# The request
Write out, word for word, the part of the Tour of Flanders text between "Simply watching the" and "and the Paterberg.", inclusive.

# Source text
= = = = =
Last weekend was the spectacle that is the Tour of Flanders (or how the locals call it the Ronde van Vlaanderen or just the Ronde).
Apparently, the viewing rate of Fabian Cancellara’s third win was 85% and I’d hazard a guess that the remainder were along the course or watched on big screens, just as I was.
Simply watching the Ronde is awe inspiring, the camera distorts the angles completely and what looks pancake flat or a moderate incline is in reality a slight incline or a bit of a short, sharp climb. However, the key feature of the Spring Classics, of which the Tour of Flanders is one, are the cobbled sections and climbs.
Flanders Sportive Challenge
Having been on the sidelines watching last year, I was wondering whether I would be able to emulate the gargantuan effort the pro riders are putting in. Whether I would manage to climb those classic cobbled climbs of the Koppenberg, Oude Kwaaremont and the Paterberg.
Thankfully, you are given the opportunity to find out as almost all of the Monument races have a Sportive attached to them, often the day prior to the pro race. And so it happened, that at the end of last year, I entered the middle distance route (135km) of the Ronde van Vlaanderen Cyclo.
The Monument sportives are priced quite reasonably with the early fee just being EUR 25 (circa £20). Travel from the UK is quite accessible with Calais only a 2hr drive from Bruges and Oudenaard (the start locations). Belgium can be comparatively pricey and so a viable alternative is the Northern French town of Lille or its outskirts, which is only a 40 min drive away.
= = = = =
# Information shown

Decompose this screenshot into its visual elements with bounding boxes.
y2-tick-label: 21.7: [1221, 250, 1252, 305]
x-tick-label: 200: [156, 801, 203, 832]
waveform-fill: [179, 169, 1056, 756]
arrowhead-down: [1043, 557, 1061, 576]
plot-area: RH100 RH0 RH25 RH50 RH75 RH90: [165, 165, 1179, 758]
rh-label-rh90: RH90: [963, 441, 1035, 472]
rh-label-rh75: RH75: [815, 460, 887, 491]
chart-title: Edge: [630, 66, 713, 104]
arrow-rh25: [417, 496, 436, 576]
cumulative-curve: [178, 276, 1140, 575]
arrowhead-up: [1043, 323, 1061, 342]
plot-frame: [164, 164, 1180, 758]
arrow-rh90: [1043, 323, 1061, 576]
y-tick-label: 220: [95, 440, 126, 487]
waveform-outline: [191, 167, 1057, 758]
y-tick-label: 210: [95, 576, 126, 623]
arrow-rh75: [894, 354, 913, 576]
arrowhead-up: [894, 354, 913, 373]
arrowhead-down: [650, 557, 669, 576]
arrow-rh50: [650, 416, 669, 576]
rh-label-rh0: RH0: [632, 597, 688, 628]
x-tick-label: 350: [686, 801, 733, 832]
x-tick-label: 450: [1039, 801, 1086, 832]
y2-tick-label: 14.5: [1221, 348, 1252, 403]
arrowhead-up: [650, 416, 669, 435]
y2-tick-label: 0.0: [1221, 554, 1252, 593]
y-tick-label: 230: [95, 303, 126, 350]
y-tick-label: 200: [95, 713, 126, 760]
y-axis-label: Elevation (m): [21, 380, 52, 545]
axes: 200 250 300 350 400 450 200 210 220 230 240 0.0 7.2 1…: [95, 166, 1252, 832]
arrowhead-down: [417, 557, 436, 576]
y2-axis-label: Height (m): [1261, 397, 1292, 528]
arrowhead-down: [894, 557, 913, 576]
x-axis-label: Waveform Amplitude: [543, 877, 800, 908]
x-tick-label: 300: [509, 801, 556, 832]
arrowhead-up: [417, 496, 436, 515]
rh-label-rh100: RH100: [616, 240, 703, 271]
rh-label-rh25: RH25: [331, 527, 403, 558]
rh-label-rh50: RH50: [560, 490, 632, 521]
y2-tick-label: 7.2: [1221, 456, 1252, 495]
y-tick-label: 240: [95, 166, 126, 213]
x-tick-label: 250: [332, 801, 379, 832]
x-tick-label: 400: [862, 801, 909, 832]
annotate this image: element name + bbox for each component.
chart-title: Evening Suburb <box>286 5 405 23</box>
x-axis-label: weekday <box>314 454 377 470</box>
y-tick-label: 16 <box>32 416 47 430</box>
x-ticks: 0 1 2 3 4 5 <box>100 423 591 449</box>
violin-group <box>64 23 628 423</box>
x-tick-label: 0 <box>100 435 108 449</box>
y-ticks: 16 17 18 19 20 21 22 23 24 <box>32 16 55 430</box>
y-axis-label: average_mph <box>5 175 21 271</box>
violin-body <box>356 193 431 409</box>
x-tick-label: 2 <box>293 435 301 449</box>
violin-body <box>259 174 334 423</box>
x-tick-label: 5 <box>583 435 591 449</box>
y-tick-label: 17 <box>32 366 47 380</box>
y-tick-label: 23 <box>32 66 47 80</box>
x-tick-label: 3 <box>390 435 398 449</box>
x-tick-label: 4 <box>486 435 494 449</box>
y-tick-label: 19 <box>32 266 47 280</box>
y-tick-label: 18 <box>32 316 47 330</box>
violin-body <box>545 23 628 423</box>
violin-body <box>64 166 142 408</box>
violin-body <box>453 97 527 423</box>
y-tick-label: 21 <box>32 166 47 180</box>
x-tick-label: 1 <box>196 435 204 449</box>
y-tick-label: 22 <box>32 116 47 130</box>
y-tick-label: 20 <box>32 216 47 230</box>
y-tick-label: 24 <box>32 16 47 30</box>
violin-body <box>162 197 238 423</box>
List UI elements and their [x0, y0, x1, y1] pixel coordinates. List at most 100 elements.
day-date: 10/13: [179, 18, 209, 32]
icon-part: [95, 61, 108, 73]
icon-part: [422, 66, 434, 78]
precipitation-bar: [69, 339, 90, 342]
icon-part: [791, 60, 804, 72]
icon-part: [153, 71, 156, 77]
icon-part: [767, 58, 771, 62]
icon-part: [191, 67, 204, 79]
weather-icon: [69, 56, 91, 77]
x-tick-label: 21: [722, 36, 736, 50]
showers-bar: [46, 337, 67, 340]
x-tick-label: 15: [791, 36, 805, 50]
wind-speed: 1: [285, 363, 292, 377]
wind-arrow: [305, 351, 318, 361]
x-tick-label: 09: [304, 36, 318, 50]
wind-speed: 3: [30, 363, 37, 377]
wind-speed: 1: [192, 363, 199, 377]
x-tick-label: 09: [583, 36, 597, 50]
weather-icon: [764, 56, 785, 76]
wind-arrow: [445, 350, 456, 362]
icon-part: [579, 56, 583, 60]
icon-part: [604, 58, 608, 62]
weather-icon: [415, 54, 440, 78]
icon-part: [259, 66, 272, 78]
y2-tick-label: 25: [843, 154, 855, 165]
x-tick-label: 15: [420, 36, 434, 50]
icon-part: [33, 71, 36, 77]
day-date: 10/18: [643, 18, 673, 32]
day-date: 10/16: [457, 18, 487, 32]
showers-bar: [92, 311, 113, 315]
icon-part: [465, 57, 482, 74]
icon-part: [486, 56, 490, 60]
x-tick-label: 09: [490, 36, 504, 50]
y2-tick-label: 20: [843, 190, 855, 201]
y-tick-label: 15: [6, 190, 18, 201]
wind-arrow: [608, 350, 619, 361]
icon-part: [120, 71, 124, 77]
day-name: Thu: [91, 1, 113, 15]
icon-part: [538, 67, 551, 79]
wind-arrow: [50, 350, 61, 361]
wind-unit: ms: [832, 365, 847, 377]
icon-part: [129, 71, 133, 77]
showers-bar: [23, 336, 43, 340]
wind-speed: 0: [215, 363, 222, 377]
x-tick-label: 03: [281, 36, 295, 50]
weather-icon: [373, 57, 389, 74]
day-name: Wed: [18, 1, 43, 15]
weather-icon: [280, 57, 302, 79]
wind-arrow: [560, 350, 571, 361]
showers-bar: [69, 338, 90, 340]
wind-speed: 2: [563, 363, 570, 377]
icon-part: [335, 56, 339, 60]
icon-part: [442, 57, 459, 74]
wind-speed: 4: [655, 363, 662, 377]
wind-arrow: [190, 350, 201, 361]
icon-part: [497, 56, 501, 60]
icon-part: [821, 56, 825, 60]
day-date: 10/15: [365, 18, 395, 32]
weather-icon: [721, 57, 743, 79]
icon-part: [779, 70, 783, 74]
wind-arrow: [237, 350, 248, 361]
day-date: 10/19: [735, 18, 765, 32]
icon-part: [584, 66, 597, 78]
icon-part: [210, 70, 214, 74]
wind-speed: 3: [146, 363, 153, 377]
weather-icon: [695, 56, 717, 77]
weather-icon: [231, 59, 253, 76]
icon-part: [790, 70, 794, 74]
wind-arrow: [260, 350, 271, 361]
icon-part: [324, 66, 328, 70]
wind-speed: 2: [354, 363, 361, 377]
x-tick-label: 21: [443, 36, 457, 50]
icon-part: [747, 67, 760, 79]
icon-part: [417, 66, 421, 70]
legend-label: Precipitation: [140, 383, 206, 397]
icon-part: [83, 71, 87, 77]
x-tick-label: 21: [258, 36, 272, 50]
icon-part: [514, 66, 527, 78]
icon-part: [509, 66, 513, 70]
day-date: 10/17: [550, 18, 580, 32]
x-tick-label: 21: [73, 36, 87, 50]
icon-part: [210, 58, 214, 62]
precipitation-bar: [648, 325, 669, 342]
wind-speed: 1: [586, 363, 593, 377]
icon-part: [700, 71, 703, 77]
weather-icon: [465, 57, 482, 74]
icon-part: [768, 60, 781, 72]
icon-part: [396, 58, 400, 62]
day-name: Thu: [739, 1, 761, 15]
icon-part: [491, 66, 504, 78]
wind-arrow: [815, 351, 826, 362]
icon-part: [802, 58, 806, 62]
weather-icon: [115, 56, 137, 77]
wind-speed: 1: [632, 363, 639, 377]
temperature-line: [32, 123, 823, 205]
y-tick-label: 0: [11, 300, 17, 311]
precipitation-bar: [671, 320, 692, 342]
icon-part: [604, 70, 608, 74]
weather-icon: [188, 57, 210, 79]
= = = = =
# Exercise response
Simply watching the Ronde is awe inspiring, the camera distorts the angles completely and what looks pancake flat or a moderate incline is in reality a slight incline or a bit of a short, sharp climb. However, the key feature of the Spring Classics, of which the Tour of Flanders is one, are the cobbled sections and climbs.
Flanders Sportive Challenge
Having been on the sidelines watching last year, I was wondering whether I would be able to emulate the gargantuan effort the pro riders are putting in. Whether I would manage to climb those classic cobbled climbs of the Koppenberg, Oude Kwaaremont and the Paterberg.